Excerpts from a figure dataset
+ + + + +

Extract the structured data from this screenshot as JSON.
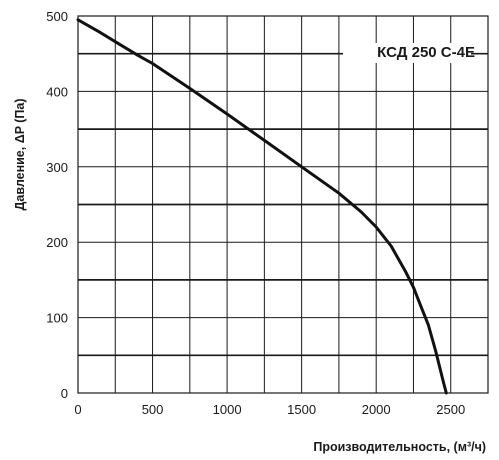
{
  "chart_data": {
    "type": "line",
    "title": "",
    "xlabel": "Производительность, (м³/ч)",
    "ylabel": "Давление, ΔP (Па)",
    "xlim": [
      0,
      2750
    ],
    "ylim": [
      0,
      500
    ],
    "x_ticks": [
      "0",
      "500",
      "1000",
      "1500",
      "2000",
      "2500"
    ],
    "y_ticks": [
      "0",
      "100",
      "200",
      "300",
      "400",
      "500"
    ],
    "x_minor_step": 250,
    "y_minor_step": 50,
    "grid": true,
    "legend_position": "top-right",
    "series": [
      {
        "name": "КСД 250 С-4Е",
        "color": "#111111",
        "x": [
          0,
          150,
          300,
          400,
          500,
          750,
          1000,
          1250,
          1500,
          1750,
          1900,
          2000,
          2100,
          2200,
          2250,
          2300,
          2350,
          2400,
          2450,
          2470
        ],
        "y": [
          495,
          478,
          460,
          448,
          437,
          404,
          370,
          335,
          300,
          265,
          240,
          220,
          195,
          160,
          140,
          115,
          90,
          55,
          15,
          0
        ]
      }
    ]
  }
}
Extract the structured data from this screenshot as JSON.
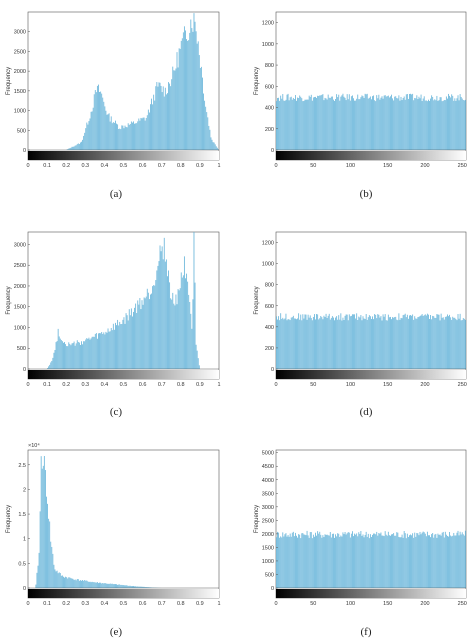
{
  "chart_data": [
    {
      "id": "a",
      "type": "bar",
      "caption": "(a)",
      "ylabel": "Frequency",
      "xlabel": "",
      "xlim": [
        0,
        1
      ],
      "ylim": [
        0,
        3500
      ],
      "xticks": [
        "0",
        "0.1",
        "0.2",
        "0.3",
        "0.4",
        "0.5",
        "0.6",
        "0.7",
        "0.8",
        "0.9",
        "1"
      ],
      "yticks": [
        "0",
        "500",
        "1000",
        "1500",
        "2000",
        "2500",
        "3000"
      ],
      "exponent": "",
      "colorbar": "black-to-white gradient",
      "bar_color": "#5aaed6",
      "series": [
        {
          "x": [
            0.0,
            0.2,
            0.28,
            0.33,
            0.36,
            0.38,
            0.42,
            0.48,
            0.55,
            0.62,
            0.68,
            0.72,
            0.76,
            0.8,
            0.83,
            0.86,
            0.88,
            0.9,
            0.93,
            0.96,
            1.0
          ],
          "values": [
            0,
            0,
            200,
            1000,
            1600,
            1550,
            900,
            600,
            700,
            850,
            1700,
            1550,
            2000,
            2700,
            3100,
            3500,
            3300,
            2500,
            1200,
            300,
            0
          ]
        }
      ]
    },
    {
      "id": "b",
      "type": "bar",
      "caption": "(b)",
      "ylabel": "Frequency",
      "xlabel": "",
      "xlim": [
        0,
        255
      ],
      "ylim": [
        0,
        1300
      ],
      "xticks": [
        "0",
        "50",
        "100",
        "150",
        "200",
        "250"
      ],
      "yticks": [
        "0",
        "200",
        "400",
        "600",
        "800",
        "1000",
        "1200"
      ],
      "exponent": "",
      "colorbar": "black-to-white gradient",
      "bar_color": "#5aaed6",
      "series": [
        {
          "x": [
            0,
            255
          ],
          "values": [
            500,
            500
          ]
        }
      ]
    },
    {
      "id": "c",
      "type": "bar",
      "caption": "(c)",
      "ylabel": "Frequency",
      "xlabel": "",
      "xlim": [
        0,
        1
      ],
      "ylim": [
        0,
        3300
      ],
      "xticks": [
        "0",
        "0.1",
        "0.2",
        "0.3",
        "0.4",
        "0.5",
        "0.6",
        "0.7",
        "0.8",
        "0.9",
        "1"
      ],
      "yticks": [
        "0",
        "500",
        "1000",
        "1500",
        "2000",
        "2500",
        "3000"
      ],
      "exponent": "",
      "colorbar": "black-to-white gradient",
      "bar_color": "#5aaed6",
      "series": [
        {
          "x": [
            0.0,
            0.1,
            0.13,
            0.16,
            0.18,
            0.22,
            0.3,
            0.4,
            0.5,
            0.6,
            0.65,
            0.69,
            0.71,
            0.73,
            0.75,
            0.78,
            0.82,
            0.84,
            0.86,
            0.87,
            0.88,
            0.9,
            1.0
          ],
          "values": [
            0,
            0,
            250,
            950,
            700,
            600,
            700,
            900,
            1200,
            1700,
            2000,
            2900,
            3100,
            2600,
            1700,
            1800,
            2600,
            2200,
            900,
            3300,
            600,
            0,
            0
          ]
        }
      ]
    },
    {
      "id": "d",
      "type": "bar",
      "caption": "(d)",
      "ylabel": "Frequency",
      "xlabel": "",
      "xlim": [
        0,
        255
      ],
      "ylim": [
        0,
        1300
      ],
      "xticks": [
        "0",
        "50",
        "100",
        "150",
        "200",
        "250"
      ],
      "yticks": [
        "0",
        "200",
        "400",
        "600",
        "800",
        "1000",
        "1200"
      ],
      "exponent": "",
      "colorbar": "black-to-white gradient",
      "bar_color": "#5aaed6",
      "series": [
        {
          "x": [
            0,
            255
          ],
          "values": [
            500,
            500
          ]
        }
      ]
    },
    {
      "id": "e",
      "type": "bar",
      "caption": "(e)",
      "ylabel": "Frequency",
      "xlabel": "",
      "xlim": [
        0,
        1
      ],
      "ylim": [
        0,
        2.8
      ],
      "xticks": [
        "0",
        "0.1",
        "0.2",
        "0.3",
        "0.4",
        "0.5",
        "0.6",
        "0.7",
        "0.8",
        "0.9",
        "1"
      ],
      "yticks": [
        "0",
        "0.5",
        "1",
        "1.5",
        "2",
        "2.5"
      ],
      "exponent": "×10⁴",
      "colorbar": "black-to-white gradient",
      "bar_color": "#5aaed6",
      "series": [
        {
          "x": [
            0.0,
            0.04,
            0.06,
            0.07,
            0.08,
            0.1,
            0.12,
            0.14,
            0.18,
            0.25,
            0.35,
            0.45,
            0.55,
            0.65,
            0.7,
            1.0
          ],
          "values": [
            0,
            0,
            0.8,
            2.8,
            2.8,
            2.0,
            1.0,
            0.4,
            0.25,
            0.18,
            0.12,
            0.08,
            0.04,
            0.01,
            0,
            0
          ]
        }
      ]
    },
    {
      "id": "f",
      "type": "bar",
      "caption": "(f)",
      "ylabel": "Frequency",
      "xlabel": "",
      "xlim": [
        0,
        255
      ],
      "ylim": [
        0,
        5100
      ],
      "xticks": [
        "0",
        "50",
        "100",
        "150",
        "200",
        "250"
      ],
      "yticks": [
        "0",
        "500",
        "1000",
        "1500",
        "2000",
        "2500",
        "3000",
        "3500",
        "4000",
        "4500",
        "5000"
      ],
      "exponent": "",
      "colorbar": "black-to-white gradient",
      "bar_color": "#5aaed6",
      "series": [
        {
          "x": [
            0,
            255
          ],
          "values": [
            2000,
            2000
          ]
        }
      ]
    }
  ]
}
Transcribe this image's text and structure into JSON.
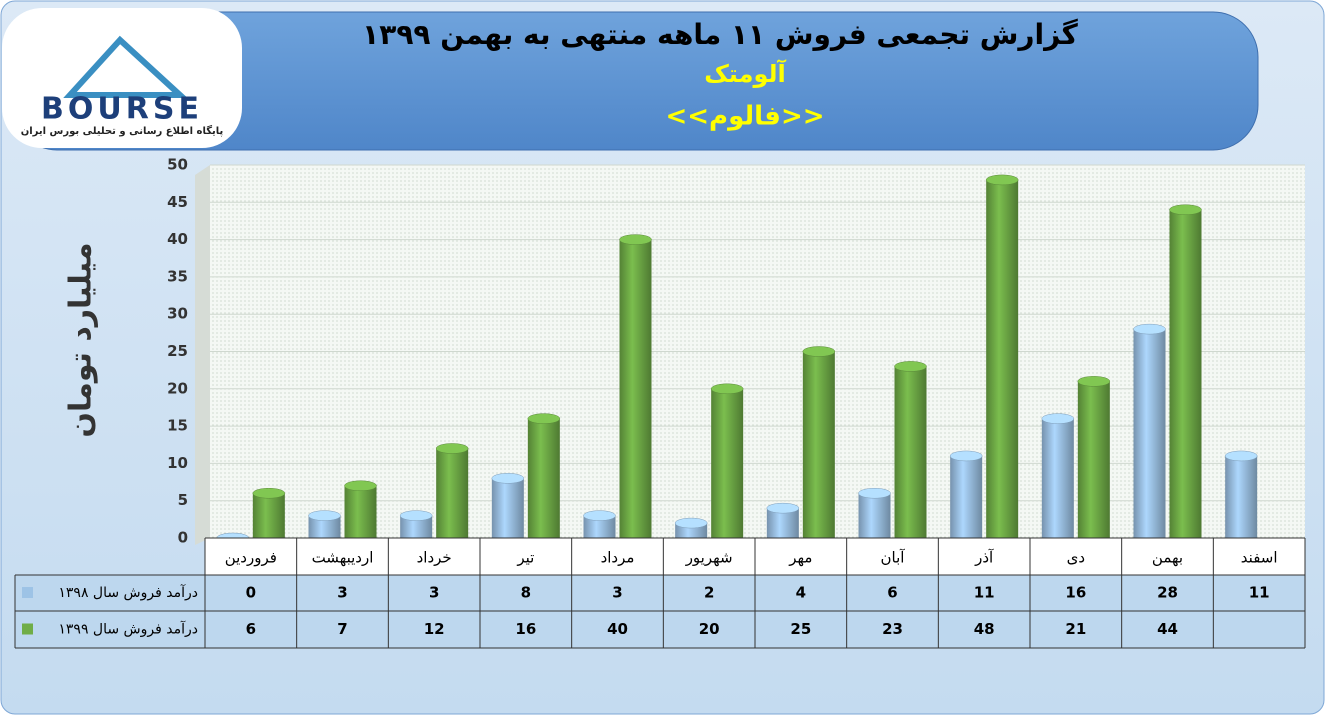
{
  "chart_data": {
    "type": "bar",
    "title": "گزارش تجمعی فروش ۱۱ ماهه منتهی به بهمن ۱۳۹۹",
    "subtitle": "آلومتک",
    "annotation": "<<فالوم>>",
    "logo_text": "BOURSE",
    "logo_caption": "پایگاه اطلاع رسانی و تحلیلی بورس ایران",
    "y_label": "میلیارد تومان",
    "categories": [
      "فروردین",
      "اردیبهشت",
      "خرداد",
      "تیر",
      "مرداد",
      "شهریور",
      "مهر",
      "آبان",
      "آذر",
      "دی",
      "بهمن",
      "اسفند"
    ],
    "series": [
      {
        "name": "درآمد فروش سال ۱۳۹۸",
        "color": "#9dc3e6",
        "values": [
          0,
          3,
          3,
          8,
          3,
          2,
          4,
          6,
          11,
          16,
          28,
          11
        ]
      },
      {
        "name": "درآمد فروش سال ۱۳۹۹",
        "color": "#70ad47",
        "values": [
          6,
          7,
          12,
          16,
          40,
          20,
          25,
          23,
          48,
          21,
          44,
          null
        ]
      }
    ],
    "ylim": [
      0,
      50
    ],
    "yticks": [
      0,
      5,
      10,
      15,
      20,
      25,
      30,
      35,
      40,
      45,
      50
    ],
    "grid": true
  }
}
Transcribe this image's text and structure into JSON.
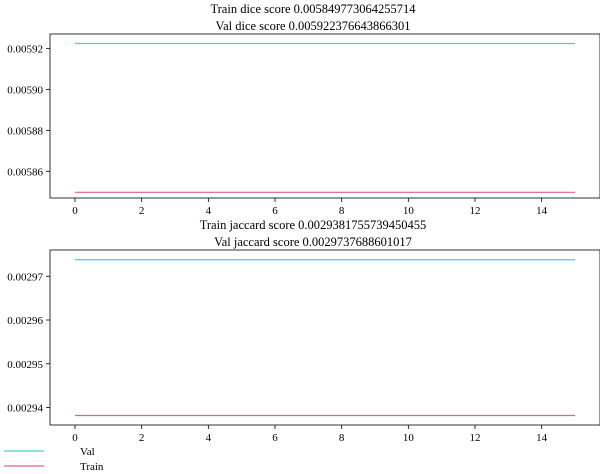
{
  "colors": {
    "val": "#4fc9d6",
    "train": "#e5607f"
  },
  "legend": {
    "placement": "bottom-left",
    "items": [
      {
        "label": "Val",
        "color": "#4fc9d6"
      },
      {
        "label": "Train",
        "color": "#e5607f"
      }
    ]
  },
  "chart_data": [
    {
      "type": "line",
      "title_lines": [
        "Train dice score 0.005849773064255714",
        "Val dice score 0.005922376643866301"
      ],
      "xlabel": "",
      "ylabel": "",
      "xlim": [
        -0.75,
        15.75
      ],
      "ylim": [
        0.005847,
        0.005927
      ],
      "xticks": [
        0,
        2,
        4,
        6,
        8,
        10,
        12,
        14
      ],
      "xtick_labels": [
        "0",
        "2",
        "4",
        "6",
        "8",
        "10",
        "12",
        "14"
      ],
      "yticks": [
        0.00586,
        0.00588,
        0.0059,
        0.00592
      ],
      "ytick_labels": [
        "0.00586",
        "0.00588",
        "0.00590",
        "0.00592"
      ],
      "grid": false,
      "series": [
        {
          "name": "Val",
          "color": "#4fc9d6",
          "x": [
            0,
            15
          ],
          "y": [
            0.005922376643866301,
            0.005922376643866301
          ]
        },
        {
          "name": "Train",
          "color": "#e5607f",
          "x": [
            0,
            15
          ],
          "y": [
            0.005849773064255714,
            0.005849773064255714
          ]
        }
      ]
    },
    {
      "type": "line",
      "title_lines": [
        "Train jaccard score 0.0029381755739450455",
        "Val jaccard score 0.0029737688601017"
      ],
      "xlabel": "",
      "ylabel": "",
      "xlim": [
        -0.75,
        15.75
      ],
      "ylim": [
        0.002936,
        0.002976
      ],
      "xticks": [
        0,
        2,
        4,
        6,
        8,
        10,
        12,
        14
      ],
      "xtick_labels": [
        "0",
        "2",
        "4",
        "6",
        "8",
        "10",
        "12",
        "14"
      ],
      "yticks": [
        0.00294,
        0.00295,
        0.00296,
        0.00297
      ],
      "ytick_labels": [
        "0.00294",
        "0.00295",
        "0.00296",
        "0.00297"
      ],
      "grid": false,
      "series": [
        {
          "name": "Val",
          "color": "#4fc9d6",
          "x": [
            0,
            15
          ],
          "y": [
            0.0029737688601017,
            0.0029737688601017
          ]
        },
        {
          "name": "Train",
          "color": "#e5607f",
          "x": [
            0,
            15
          ],
          "y": [
            0.0029381755739450455,
            0.0029381755739450455
          ]
        }
      ]
    }
  ]
}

+ + + + +

▶ Goal:
Select and copy every line of the listing with the word "فروش".

▶ The reply:
    "title": "گزارش تجمعی فروش ۱۱ ماهه منتهی به بهمن ۱۳۹۹",
        "name": "درآمد فروش سال ۱۳۹۸",
        "name": "درآمد فروش سال ۱۳۹۹",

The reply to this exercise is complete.